Determine which lines contain the word "惠阳环建函", then copy those lines.

(Stored items from a collection)
** start **

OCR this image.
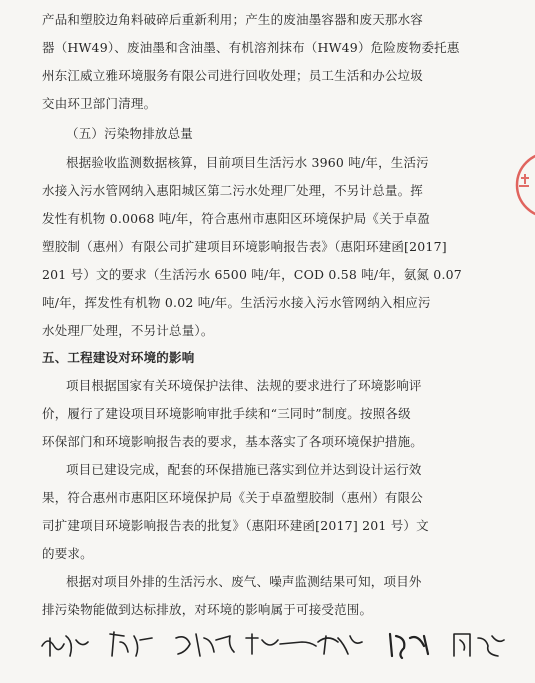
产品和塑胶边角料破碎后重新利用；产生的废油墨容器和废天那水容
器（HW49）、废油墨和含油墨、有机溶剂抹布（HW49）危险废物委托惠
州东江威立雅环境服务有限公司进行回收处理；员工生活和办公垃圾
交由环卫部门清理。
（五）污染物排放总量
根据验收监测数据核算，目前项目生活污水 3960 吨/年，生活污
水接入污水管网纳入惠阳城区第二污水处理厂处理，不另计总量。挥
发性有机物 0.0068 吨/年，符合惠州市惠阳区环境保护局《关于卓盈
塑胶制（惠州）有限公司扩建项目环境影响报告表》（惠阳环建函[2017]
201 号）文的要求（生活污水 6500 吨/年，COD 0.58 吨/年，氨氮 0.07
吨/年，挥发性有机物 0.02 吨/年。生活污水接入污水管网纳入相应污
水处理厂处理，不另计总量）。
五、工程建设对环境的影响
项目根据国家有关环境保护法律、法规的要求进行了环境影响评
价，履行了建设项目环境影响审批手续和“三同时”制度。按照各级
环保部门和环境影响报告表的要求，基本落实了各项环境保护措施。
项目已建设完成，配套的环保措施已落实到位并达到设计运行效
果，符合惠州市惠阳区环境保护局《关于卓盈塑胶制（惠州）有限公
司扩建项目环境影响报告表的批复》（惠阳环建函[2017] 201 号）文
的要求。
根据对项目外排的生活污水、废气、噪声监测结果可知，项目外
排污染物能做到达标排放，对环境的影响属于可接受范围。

** end **
** start **

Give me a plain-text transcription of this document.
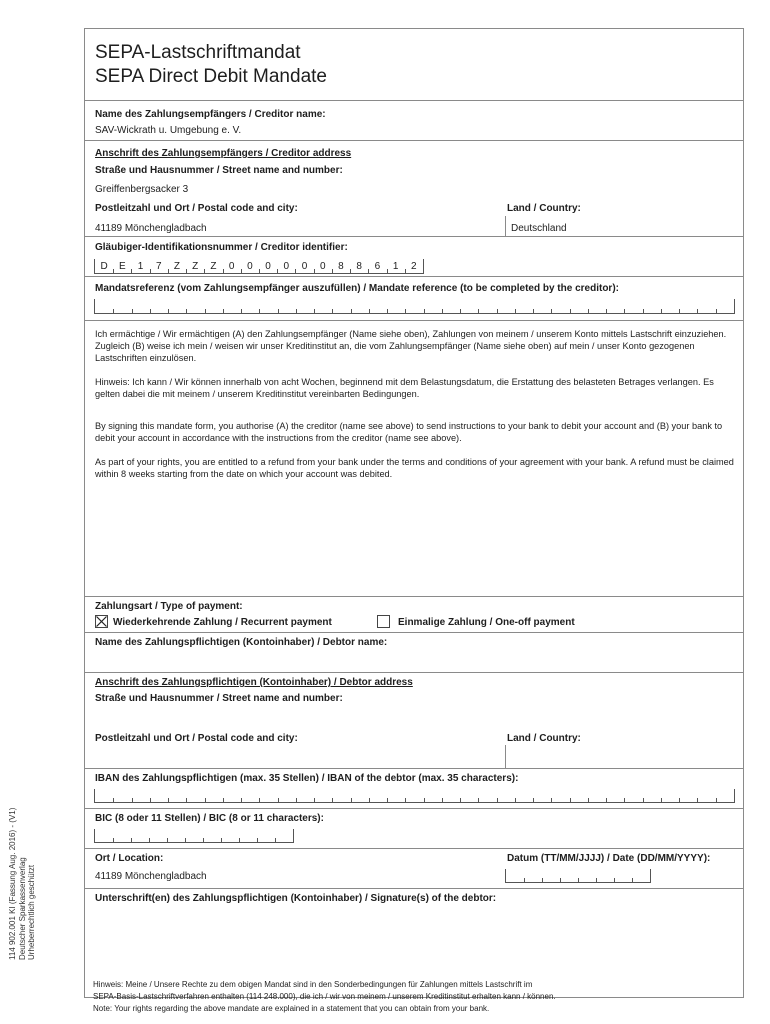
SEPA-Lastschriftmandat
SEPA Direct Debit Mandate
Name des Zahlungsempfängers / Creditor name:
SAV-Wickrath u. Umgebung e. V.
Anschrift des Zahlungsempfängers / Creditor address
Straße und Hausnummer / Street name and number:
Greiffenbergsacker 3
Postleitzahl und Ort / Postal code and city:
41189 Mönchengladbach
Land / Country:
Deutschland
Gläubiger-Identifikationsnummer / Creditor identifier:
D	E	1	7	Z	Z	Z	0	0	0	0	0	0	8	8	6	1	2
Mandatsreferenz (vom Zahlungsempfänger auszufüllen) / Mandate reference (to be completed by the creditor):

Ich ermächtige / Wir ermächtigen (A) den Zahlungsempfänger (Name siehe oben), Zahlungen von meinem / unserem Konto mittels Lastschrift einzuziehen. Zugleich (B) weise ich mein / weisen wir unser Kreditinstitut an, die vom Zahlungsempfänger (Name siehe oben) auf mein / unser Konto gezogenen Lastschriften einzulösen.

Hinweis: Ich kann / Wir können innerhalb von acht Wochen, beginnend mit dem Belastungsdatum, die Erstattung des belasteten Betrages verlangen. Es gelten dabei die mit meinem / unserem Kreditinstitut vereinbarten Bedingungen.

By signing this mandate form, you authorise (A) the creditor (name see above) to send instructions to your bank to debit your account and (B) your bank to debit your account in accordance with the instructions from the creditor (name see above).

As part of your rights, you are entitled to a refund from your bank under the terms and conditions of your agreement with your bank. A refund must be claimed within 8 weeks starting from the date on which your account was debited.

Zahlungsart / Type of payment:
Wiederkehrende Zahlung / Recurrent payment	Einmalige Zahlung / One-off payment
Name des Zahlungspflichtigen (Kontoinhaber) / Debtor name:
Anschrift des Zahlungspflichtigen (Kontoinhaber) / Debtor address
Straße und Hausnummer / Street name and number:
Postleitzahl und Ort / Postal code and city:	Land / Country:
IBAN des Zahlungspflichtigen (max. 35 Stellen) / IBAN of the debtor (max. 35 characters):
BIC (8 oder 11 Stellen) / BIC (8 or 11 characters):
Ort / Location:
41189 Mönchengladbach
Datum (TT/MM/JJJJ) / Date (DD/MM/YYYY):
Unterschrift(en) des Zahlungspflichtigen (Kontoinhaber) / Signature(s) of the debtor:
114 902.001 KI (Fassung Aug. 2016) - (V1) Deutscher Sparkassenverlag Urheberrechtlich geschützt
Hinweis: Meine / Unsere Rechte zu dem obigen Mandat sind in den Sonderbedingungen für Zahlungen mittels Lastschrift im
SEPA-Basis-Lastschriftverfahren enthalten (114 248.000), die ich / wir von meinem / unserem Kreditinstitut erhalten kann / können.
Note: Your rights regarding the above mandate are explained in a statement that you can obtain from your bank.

** end **

WORKED SOLUTION:
塑胶制（惠州）有限公司扩建项目环境影响报告表》（惠阳环建函[2017]
司扩建项目环境影响报告表的批复》（惠阳环建函[2017] 201 号）文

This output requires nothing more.